Available records »
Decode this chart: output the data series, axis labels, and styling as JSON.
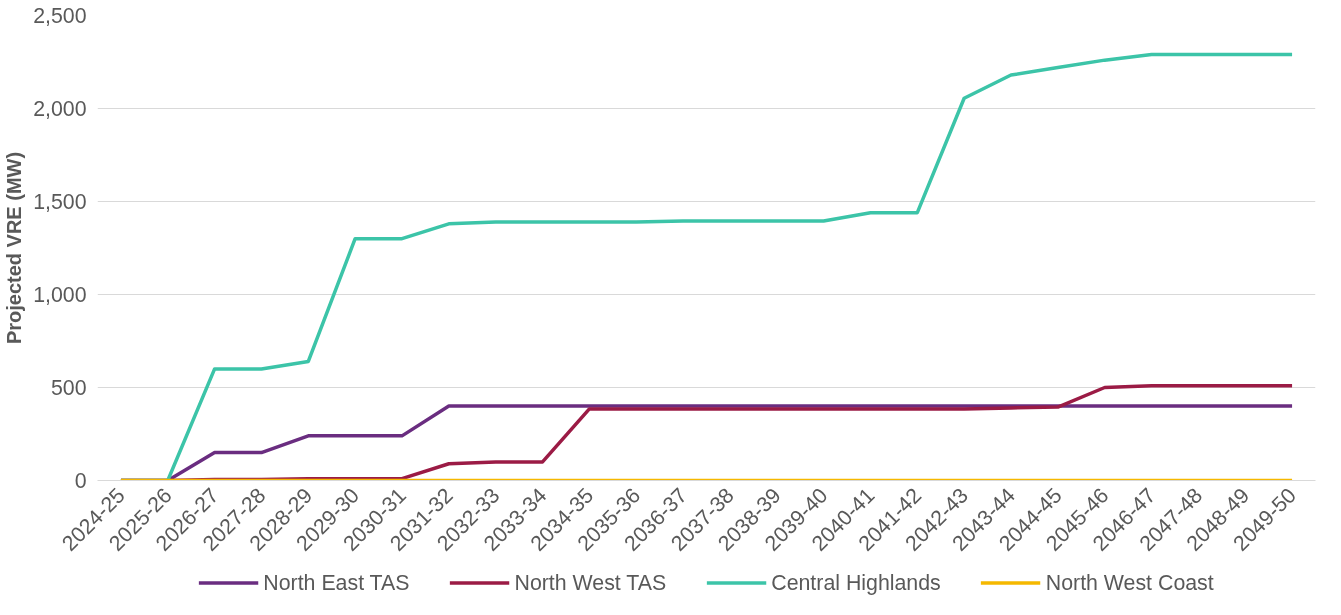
{
  "chart_data": {
    "type": "line",
    "ylabel": "Projected VRE (MW)",
    "categories": [
      "2024-25",
      "2025-26",
      "2026-27",
      "2027-28",
      "2028-29",
      "2029-30",
      "2030-31",
      "2031-32",
      "2032-33",
      "2033-34",
      "2034-35",
      "2035-36",
      "2036-37",
      "2037-38",
      "2038-39",
      "2039-40",
      "2040-41",
      "2041-42",
      "2042-43",
      "2043-44",
      "2044-45",
      "2045-46",
      "2046-47",
      "2047-48",
      "2048-49",
      "2049-50"
    ],
    "series": [
      {
        "name": "North East TAS",
        "color": "#6a2d80",
        "values": [
          0,
          0,
          150,
          150,
          240,
          240,
          240,
          400,
          400,
          400,
          400,
          400,
          400,
          400,
          400,
          400,
          400,
          400,
          400,
          400,
          400,
          400,
          400,
          400,
          400,
          400
        ]
      },
      {
        "name": "North West TAS",
        "color": "#9b1b45",
        "values": [
          0,
          0,
          5,
          5,
          10,
          10,
          10,
          90,
          100,
          100,
          385,
          385,
          385,
          385,
          385,
          385,
          385,
          385,
          385,
          390,
          395,
          500,
          510,
          510,
          510,
          510
        ]
      },
      {
        "name": "Central Highlands",
        "color": "#3cc4a8",
        "values": [
          0,
          0,
          600,
          600,
          640,
          1300,
          1300,
          1380,
          1390,
          1390,
          1390,
          1390,
          1395,
          1395,
          1395,
          1395,
          1440,
          1440,
          2055,
          2180,
          2220,
          2260,
          2290,
          2290,
          2290,
          2290
        ]
      },
      {
        "name": "North West Coast",
        "color": "#f5b800",
        "values": [
          0,
          0,
          0,
          0,
          0,
          0,
          0,
          0,
          0,
          0,
          0,
          0,
          0,
          0,
          0,
          0,
          0,
          0,
          0,
          0,
          0,
          0,
          0,
          0,
          0,
          0
        ]
      }
    ],
    "ylim": [
      0,
      2500
    ],
    "yticks": [
      {
        "value": 0,
        "label": "0"
      },
      {
        "value": 500,
        "label": "500"
      },
      {
        "value": 1000,
        "label": "1,000"
      },
      {
        "value": 1500,
        "label": "1,500"
      },
      {
        "value": 2000,
        "label": "2,000"
      },
      {
        "value": 2500,
        "label": "2,500"
      }
    ],
    "grid": "y",
    "legend": "bottom",
    "marker": "none",
    "line_style": "solid"
  }
}
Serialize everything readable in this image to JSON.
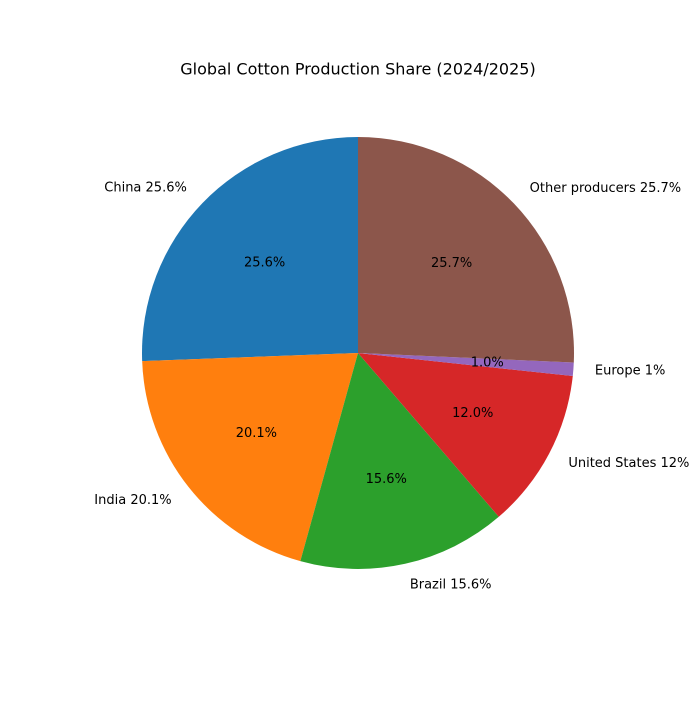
{
  "chart_data": {
    "type": "pie",
    "title": "Global Cotton Production Share (2024/2025)",
    "categories": [
      "China 25.6%",
      "India 20.1%",
      "Brazil 15.6%",
      "United States 12%",
      "Europe 1%",
      "Other producers 25.7%"
    ],
    "values": [
      25.6,
      20.1,
      15.6,
      12,
      1,
      25.7
    ],
    "value_labels": [
      "25.6%",
      "20.1%",
      "15.6%",
      "12.0%",
      "1.0%",
      "25.7%"
    ],
    "colors": [
      "#1f77b4",
      "#ff7f0e",
      "#2ca02c",
      "#d62728",
      "#9467bd",
      "#8c564b"
    ]
  }
}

What is required »
Take every line containing the word "West" and copy it.

Result of the task »
        "name": "North West TAS",
        "name": "North West Coast",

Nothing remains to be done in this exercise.